▶ _AIM_:
Give back the full listing, character for character, with no pictures.
::: RECORDED DATA :::
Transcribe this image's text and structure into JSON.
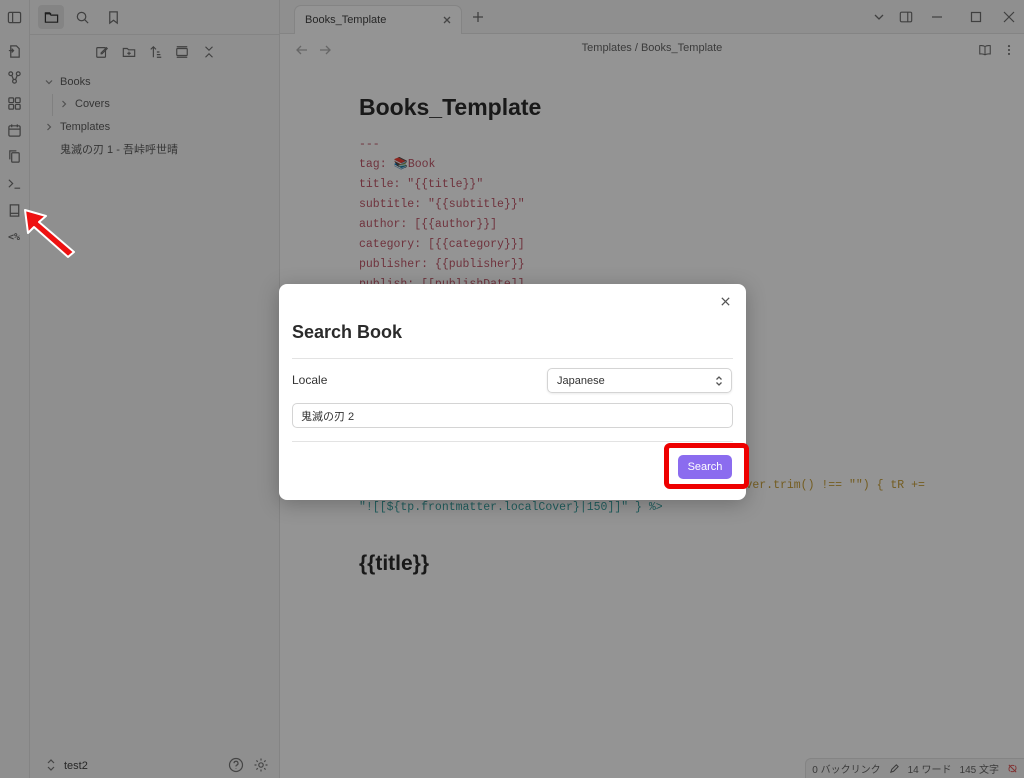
{
  "sidebar": {
    "tree": [
      {
        "label": "Books"
      },
      {
        "label": "Covers"
      },
      {
        "label": "Templates"
      },
      {
        "label": "鬼滅の刃 1 - 吾峠呼世晴"
      }
    ],
    "vault_name": "test2"
  },
  "tab": {
    "title": "Books_Template"
  },
  "breadcrumb": {
    "text": "Templates / Books_Template"
  },
  "note": {
    "title": "Books_Template",
    "frontmatter": [
      "---",
      "tag: 📚Book",
      "title: \"{{title}}\"",
      "subtitle: \"{{subtitle}}\"",
      "author: [{{author}}]",
      "category: [{{category}}]",
      "publisher: {{publisher}}",
      "publish: [[publishDate]]"
    ],
    "code_tail_1": "                                                       over.trim() !== \"\") { tR +=",
    "code_tail_2": "\"![[${tp.frontmatter.localCover}|150]]\" } %>",
    "heading": "{{title}}"
  },
  "status": {
    "backlinks": "0 バックリンク",
    "words": "14 ワード",
    "chars": "145 文字"
  },
  "modal": {
    "title": "Search Book",
    "locale_label": "Locale",
    "locale_value": "Japanese",
    "query_value": "鬼滅の刃 2",
    "search_label": "Search"
  },
  "colors": {
    "accent": "#8b6cef",
    "highlight": "#ee0000",
    "code_pink": "#c0586a"
  }
}
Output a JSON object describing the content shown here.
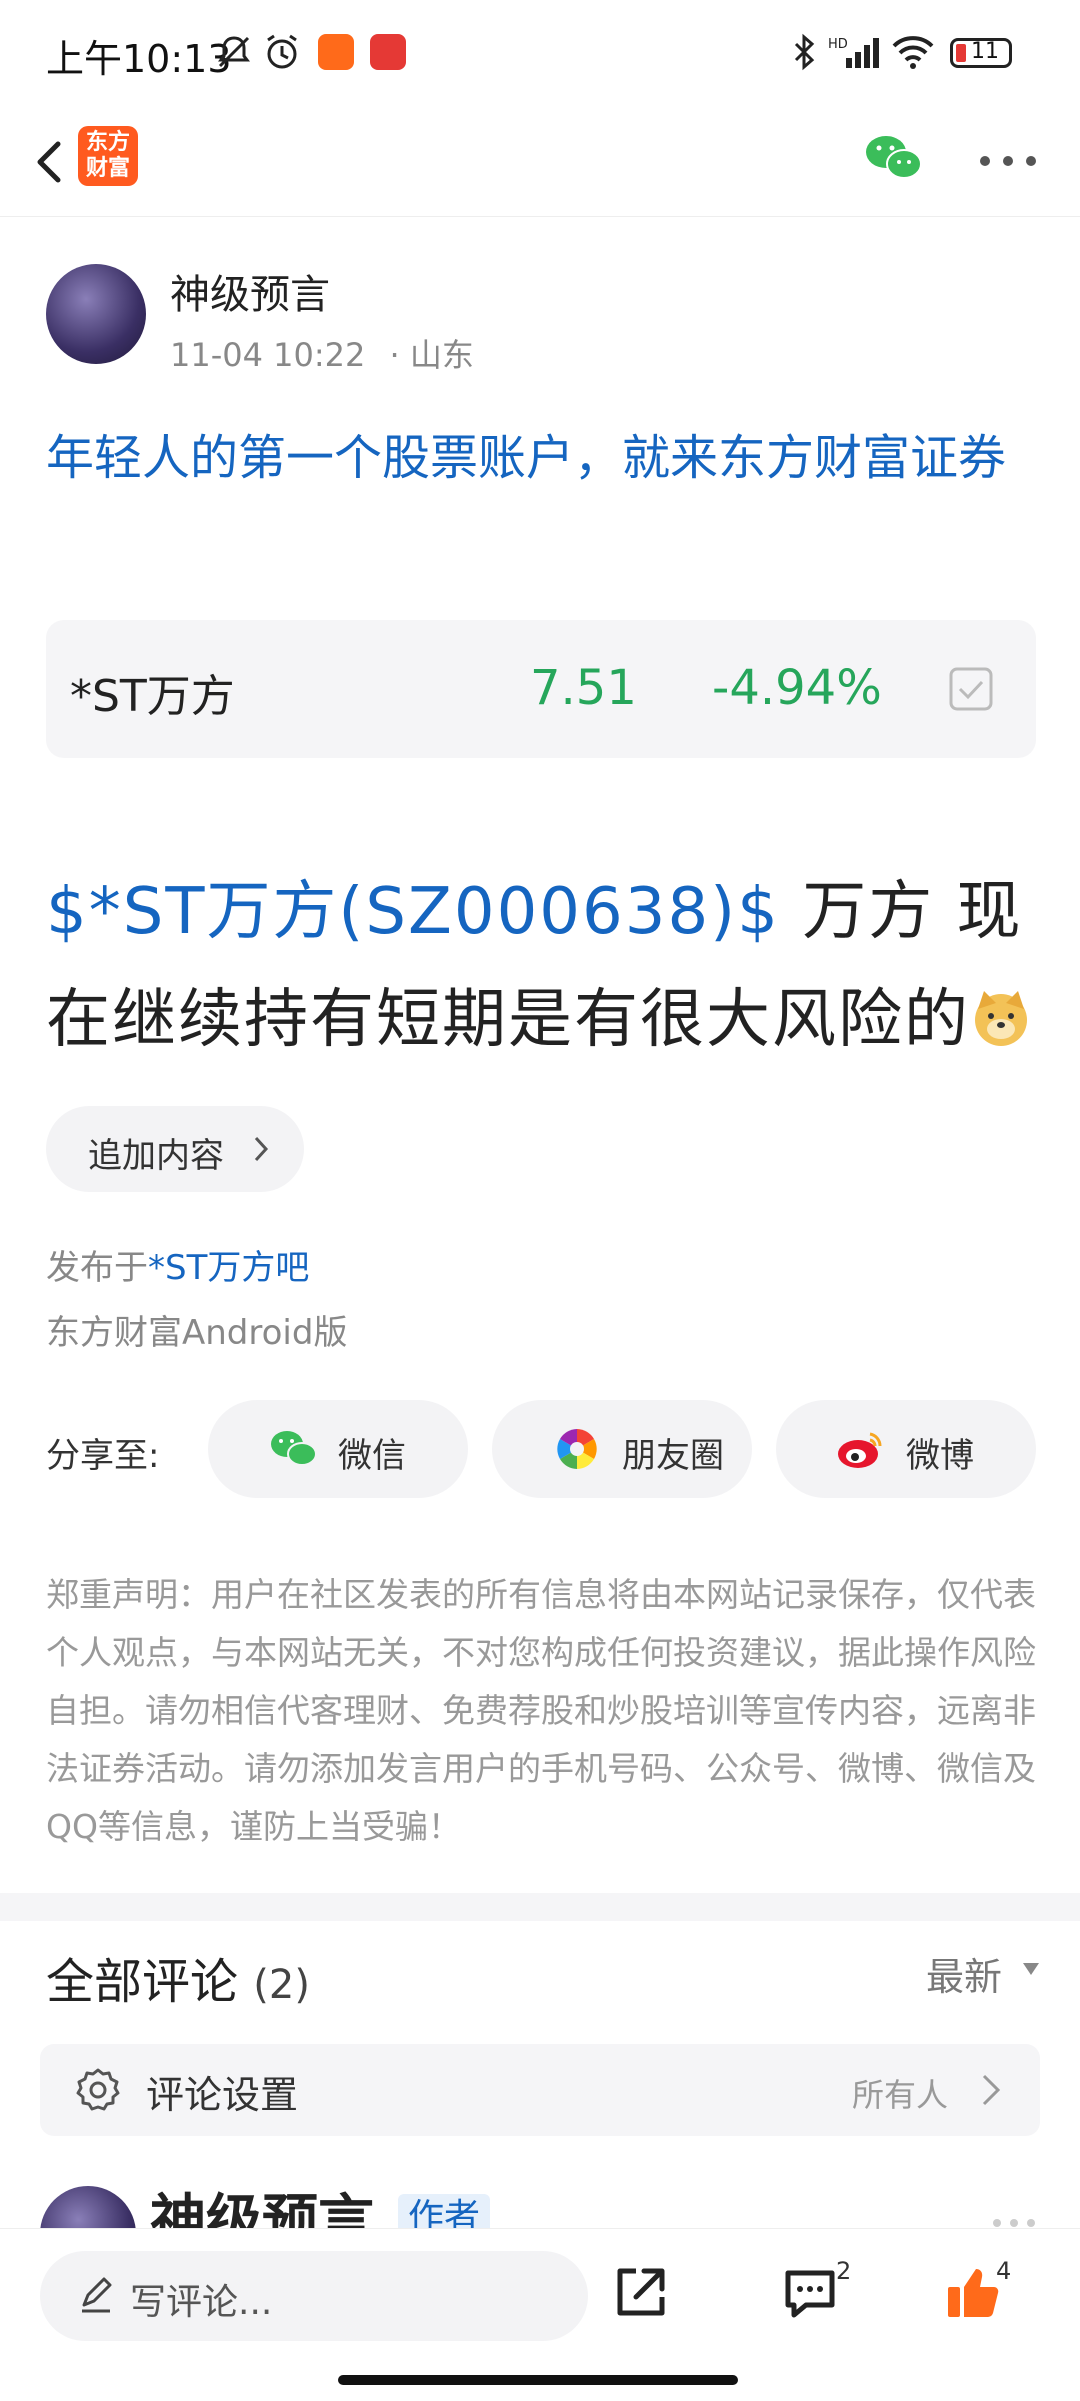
{
  "status_bar": {
    "time": "上午10:13",
    "battery": "11"
  },
  "nav": {
    "logo_text": "东方财富",
    "icons": [
      "back-icon",
      "wechat-icon",
      "more-icon"
    ]
  },
  "post": {
    "author": "神级预言",
    "datetime": "11-04 10:22",
    "location": "· 山东",
    "headline": "年轻人的第一个股票账户，就来东方财富证券",
    "stock": {
      "name": "*ST万方",
      "price": "7.51",
      "change": "-4.94%",
      "color": "#26a65b"
    },
    "body_link": "$*ST万方(SZ000638)$",
    "body_text": " 万方 现在继续持有短期是有很大风险的",
    "append_label": "追加内容",
    "posted_prefix": "发布于",
    "posted_board": "*ST万方吧",
    "platform": "东方财富Android版"
  },
  "share": {
    "label": "分享至:",
    "items": [
      {
        "label": "微信",
        "icon": "wechat-icon"
      },
      {
        "label": "朋友圈",
        "icon": "moments-icon"
      },
      {
        "label": "微博",
        "icon": "weibo-icon"
      }
    ]
  },
  "disclaimer": "郑重声明：用户在社区发表的所有信息将由本网站记录保存，仅代表个人观点，与本网站无关，不对您构成任何投资建议，据此操作风险自担。请勿相信代客理财、免费荐股和炒股培训等宣传内容，远离非法证券活动。请勿添加发言用户的手机号码、公众号、微博、微信及QQ等信息，谨防上当受骗！",
  "comments": {
    "title": "全部评论",
    "count": "(2)",
    "sort": "最新",
    "setting_label": "评论设置",
    "setting_value": "所有人",
    "first_author": "神级预言",
    "author_badge": "作者"
  },
  "bottom_bar": {
    "write_placeholder": "写评论...",
    "comment_count": "2",
    "like_count": "4",
    "like_color": "#ff6a1a"
  },
  "colors": {
    "link": "#1565c0",
    "up_down": "#26a65b",
    "brand": "#ff5a1f"
  }
}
:::
▶ _FINAL RESULT_:
Transcribe this image's text and structure into JSON.
{
  "sidebar": {
    "tree": [
      {
        "label": "Books"
      },
      {
        "label": "Covers"
      },
      {
        "label": "Templates"
      },
      {
        "label": "鬼滅の刃 1 - 吾峠呼世晴"
      }
    ],
    "vault_name": "test2"
  },
  "tab": {
    "title": "Books_Template"
  },
  "breadcrumb": {
    "text": "Templates / Books_Template"
  },
  "note": {
    "title": "Books_Template",
    "frontmatter": [
      "---",
      "tag: 📚Book",
      "title: \"{{title}}\"",
      "subtitle: \"{{subtitle}}\"",
      "author: [{{author}}]",
      "category: [{{category}}]",
      "publisher: {{publisher}}",
      "publish: [[publishDate]]"
    ],
    "code_tail_1": "                                                       over.trim() !== \"\") { tR +=",
    "code_tail_2": "\"![[${tp.frontmatter.localCover}|150]]\" } %>",
    "heading": "{{title}}"
  },
  "status": {
    "backlinks": "0 バックリンク",
    "words": "14 ワード",
    "chars": "145 文字"
  },
  "modal": {
    "title": "Search Book",
    "locale_label": "Locale",
    "locale_value": "Japanese",
    "query_value": "鬼滅の刃 2",
    "search_label": "Search"
  },
  "colors": {
    "accent": "#8b6cef",
    "highlight": "#ee0000",
    "code_pink": "#c0586a"
  }
}
Output a JSON object describing the content shown here.
{
  "status_bar": {
    "time": "上午10:13",
    "battery": "11"
  },
  "nav": {
    "logo_text": "东方财富",
    "icons": [
      "back-icon",
      "wechat-icon",
      "more-icon"
    ]
  },
  "post": {
    "author": "神级预言",
    "datetime": "11-04 10:22",
    "location": "· 山东",
    "headline": "年轻人的第一个股票账户，就来东方财富证券",
    "stock": {
      "name": "*ST万方",
      "price": "7.51",
      "change": "-4.94%",
      "color": "#26a65b"
    },
    "body_link": "$*ST万方(SZ000638)$",
    "body_text": " 万方 现在继续持有短期是有很大风险的",
    "append_label": "追加内容",
    "posted_prefix": "发布于",
    "posted_board": "*ST万方吧",
    "platform": "东方财富Android版"
  },
  "share": {
    "label": "分享至:",
    "items": [
      {
        "label": "微信",
        "icon": "wechat-icon"
      },
      {
        "label": "朋友圈",
        "icon": "moments-icon"
      },
      {
        "label": "微博",
        "icon": "weibo-icon"
      }
    ]
  },
  "disclaimer": "郑重声明：用户在社区发表的所有信息将由本网站记录保存，仅代表个人观点，与本网站无关，不对您构成任何投资建议，据此操作风险自担。请勿相信代客理财、免费荐股和炒股培训等宣传内容，远离非法证券活动。请勿添加发言用户的手机号码、公众号、微博、微信及QQ等信息，谨防上当受骗！",
  "comments": {
    "title": "全部评论",
    "count": "(2)",
    "sort": "最新",
    "setting_label": "评论设置",
    "setting_value": "所有人",
    "first_author": "神级预言",
    "author_badge": "作者"
  },
  "bottom_bar": {
    "write_placeholder": "写评论...",
    "comment_count": "2",
    "like_count": "4",
    "like_color": "#ff6a1a"
  },
  "colors": {
    "link": "#1565c0",
    "up_down": "#26a65b",
    "brand": "#ff5a1f"
  }
}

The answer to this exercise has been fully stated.